▸ **DIRECTIONS FOR THIS TASK**: Emit the entire listing verbatim.

▸ **SUPPLIED DATA**:
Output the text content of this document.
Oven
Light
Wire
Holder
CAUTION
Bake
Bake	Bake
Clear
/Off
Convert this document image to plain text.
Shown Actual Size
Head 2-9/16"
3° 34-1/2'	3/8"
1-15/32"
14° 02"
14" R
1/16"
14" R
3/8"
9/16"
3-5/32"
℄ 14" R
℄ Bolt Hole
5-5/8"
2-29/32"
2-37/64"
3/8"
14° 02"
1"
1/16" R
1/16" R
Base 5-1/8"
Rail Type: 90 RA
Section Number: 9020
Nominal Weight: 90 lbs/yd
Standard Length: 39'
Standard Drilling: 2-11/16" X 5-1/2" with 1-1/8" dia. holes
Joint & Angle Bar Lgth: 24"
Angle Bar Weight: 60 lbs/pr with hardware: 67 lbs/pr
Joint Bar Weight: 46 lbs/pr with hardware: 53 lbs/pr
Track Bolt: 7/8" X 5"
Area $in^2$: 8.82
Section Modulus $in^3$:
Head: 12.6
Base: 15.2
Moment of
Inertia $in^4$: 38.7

▸ **COMPLETE RESPONSE**:
Output the text content of this document.
Oven
Light
Wire
Holder
CAUTION
Bake
Bake	Bake
Clear
/Off
Convert this document image to plain text.
Shown Actual Size
Head 2-9/16"
3° 34-1/2'	3/8"
1-15/32"
14° 02"
14" R
1/16"
14" R
3/8"
9/16"
3-5/32"
℄ 14" R
℄ Bolt Hole
5-5/8"
2-29/32"
2-37/64"
3/8"
14° 02"
1"
1/16" R
1/16" R
Base 5-1/8"
Rail Type: 90 RA
Section Number: 9020
Nominal Weight: 90 lbs/yd
Standard Length: 39'
Standard Drilling: 2-11/16" X 5-1/2" with 1-1/8" dia. holes
Joint & Angle Bar Lgth: 24"
Angle Bar Weight: 60 lbs/pr with hardware: 67 lbs/pr
Joint Bar Weight: 46 lbs/pr with hardware: 53 lbs/pr
Track Bolt: 7/8" X 5"
Area $in^2$: 8.82
Section Modulus $in^3$:
Head: 12.6
Base: 15.2
Moment of
Inertia $in^4$: 38.7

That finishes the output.